> _WRITTEN TASK_
Lines containing the word "this" need to be counted. Please reply with how many there are, and nothing else.

▬▬▬▬▬▬▬▬▬▬

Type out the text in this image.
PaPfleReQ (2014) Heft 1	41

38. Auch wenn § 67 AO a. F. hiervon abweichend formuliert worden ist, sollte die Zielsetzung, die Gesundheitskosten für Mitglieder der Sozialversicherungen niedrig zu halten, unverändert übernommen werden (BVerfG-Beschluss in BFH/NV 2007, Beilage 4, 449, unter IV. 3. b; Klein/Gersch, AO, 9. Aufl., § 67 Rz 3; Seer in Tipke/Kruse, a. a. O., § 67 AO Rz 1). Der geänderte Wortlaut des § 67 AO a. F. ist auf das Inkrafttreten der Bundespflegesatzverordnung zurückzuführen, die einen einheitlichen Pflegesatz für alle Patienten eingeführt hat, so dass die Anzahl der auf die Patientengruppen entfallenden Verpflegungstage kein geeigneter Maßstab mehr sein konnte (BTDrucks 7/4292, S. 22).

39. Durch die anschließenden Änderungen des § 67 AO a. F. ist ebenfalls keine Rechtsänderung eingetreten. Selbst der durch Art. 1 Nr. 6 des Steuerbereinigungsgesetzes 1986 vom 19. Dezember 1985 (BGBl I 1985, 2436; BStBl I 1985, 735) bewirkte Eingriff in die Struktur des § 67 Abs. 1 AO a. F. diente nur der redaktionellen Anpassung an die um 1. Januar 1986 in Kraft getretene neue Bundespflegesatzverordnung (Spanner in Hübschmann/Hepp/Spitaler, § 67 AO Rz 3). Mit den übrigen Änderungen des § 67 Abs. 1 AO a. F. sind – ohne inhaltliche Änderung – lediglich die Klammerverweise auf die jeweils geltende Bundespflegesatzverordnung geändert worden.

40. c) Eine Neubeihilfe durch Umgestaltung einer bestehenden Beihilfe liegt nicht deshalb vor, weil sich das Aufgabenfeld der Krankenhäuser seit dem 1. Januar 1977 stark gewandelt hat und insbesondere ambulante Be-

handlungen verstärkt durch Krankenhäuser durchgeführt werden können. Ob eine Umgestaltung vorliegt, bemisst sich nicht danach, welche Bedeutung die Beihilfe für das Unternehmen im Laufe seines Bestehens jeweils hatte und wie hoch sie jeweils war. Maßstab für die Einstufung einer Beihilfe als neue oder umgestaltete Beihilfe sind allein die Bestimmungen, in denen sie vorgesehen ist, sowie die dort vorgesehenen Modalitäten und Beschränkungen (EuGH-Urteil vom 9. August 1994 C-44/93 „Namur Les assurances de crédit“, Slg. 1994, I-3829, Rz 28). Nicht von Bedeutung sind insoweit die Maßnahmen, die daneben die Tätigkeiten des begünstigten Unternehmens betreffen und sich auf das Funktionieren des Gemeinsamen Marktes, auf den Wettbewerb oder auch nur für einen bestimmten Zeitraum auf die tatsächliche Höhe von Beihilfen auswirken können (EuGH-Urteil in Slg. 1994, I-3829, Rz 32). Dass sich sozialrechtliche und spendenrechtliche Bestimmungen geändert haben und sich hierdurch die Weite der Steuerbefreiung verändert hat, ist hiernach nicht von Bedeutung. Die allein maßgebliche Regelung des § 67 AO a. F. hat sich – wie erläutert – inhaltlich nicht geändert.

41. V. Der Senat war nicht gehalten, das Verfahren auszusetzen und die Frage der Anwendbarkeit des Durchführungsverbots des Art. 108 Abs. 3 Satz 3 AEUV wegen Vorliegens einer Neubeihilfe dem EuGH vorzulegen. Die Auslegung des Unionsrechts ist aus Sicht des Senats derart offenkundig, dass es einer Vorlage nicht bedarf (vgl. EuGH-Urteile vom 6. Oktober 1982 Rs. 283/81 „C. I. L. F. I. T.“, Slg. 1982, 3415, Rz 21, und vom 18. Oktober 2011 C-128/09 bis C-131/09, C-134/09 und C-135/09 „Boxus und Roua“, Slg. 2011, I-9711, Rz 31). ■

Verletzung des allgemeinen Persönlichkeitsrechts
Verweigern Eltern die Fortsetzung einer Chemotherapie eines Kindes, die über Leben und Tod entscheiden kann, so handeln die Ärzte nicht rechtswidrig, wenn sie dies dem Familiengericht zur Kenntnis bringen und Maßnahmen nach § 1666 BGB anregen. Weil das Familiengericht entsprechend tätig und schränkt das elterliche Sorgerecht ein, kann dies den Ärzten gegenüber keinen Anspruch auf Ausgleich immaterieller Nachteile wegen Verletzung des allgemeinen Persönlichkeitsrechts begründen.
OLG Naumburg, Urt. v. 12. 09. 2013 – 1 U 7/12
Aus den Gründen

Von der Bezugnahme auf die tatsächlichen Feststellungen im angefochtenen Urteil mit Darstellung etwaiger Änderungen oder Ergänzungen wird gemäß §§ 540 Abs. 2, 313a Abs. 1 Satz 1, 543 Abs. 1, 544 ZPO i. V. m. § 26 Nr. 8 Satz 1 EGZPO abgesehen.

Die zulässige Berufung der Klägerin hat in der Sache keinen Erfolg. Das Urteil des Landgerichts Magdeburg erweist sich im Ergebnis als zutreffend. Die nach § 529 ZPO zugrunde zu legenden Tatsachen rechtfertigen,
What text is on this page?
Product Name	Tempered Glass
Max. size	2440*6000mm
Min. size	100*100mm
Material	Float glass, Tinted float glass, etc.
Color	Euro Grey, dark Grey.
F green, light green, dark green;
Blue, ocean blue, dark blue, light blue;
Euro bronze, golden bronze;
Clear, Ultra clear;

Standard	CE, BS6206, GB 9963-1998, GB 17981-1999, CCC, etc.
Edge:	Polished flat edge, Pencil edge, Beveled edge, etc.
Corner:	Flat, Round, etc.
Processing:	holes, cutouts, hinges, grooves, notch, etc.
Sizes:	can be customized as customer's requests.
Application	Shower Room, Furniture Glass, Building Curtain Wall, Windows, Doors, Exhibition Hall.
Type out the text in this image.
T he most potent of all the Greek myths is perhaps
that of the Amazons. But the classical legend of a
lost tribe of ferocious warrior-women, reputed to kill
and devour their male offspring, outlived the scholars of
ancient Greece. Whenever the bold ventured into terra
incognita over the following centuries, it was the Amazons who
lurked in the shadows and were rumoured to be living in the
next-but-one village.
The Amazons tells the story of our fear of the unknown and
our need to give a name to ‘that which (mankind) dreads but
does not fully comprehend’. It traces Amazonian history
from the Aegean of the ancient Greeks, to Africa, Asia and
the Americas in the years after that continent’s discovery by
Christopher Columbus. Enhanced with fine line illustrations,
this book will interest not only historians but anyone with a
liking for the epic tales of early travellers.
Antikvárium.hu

▬▬▬▬▬▬▬▬▬▬

> _FINISHED ANSWER_
4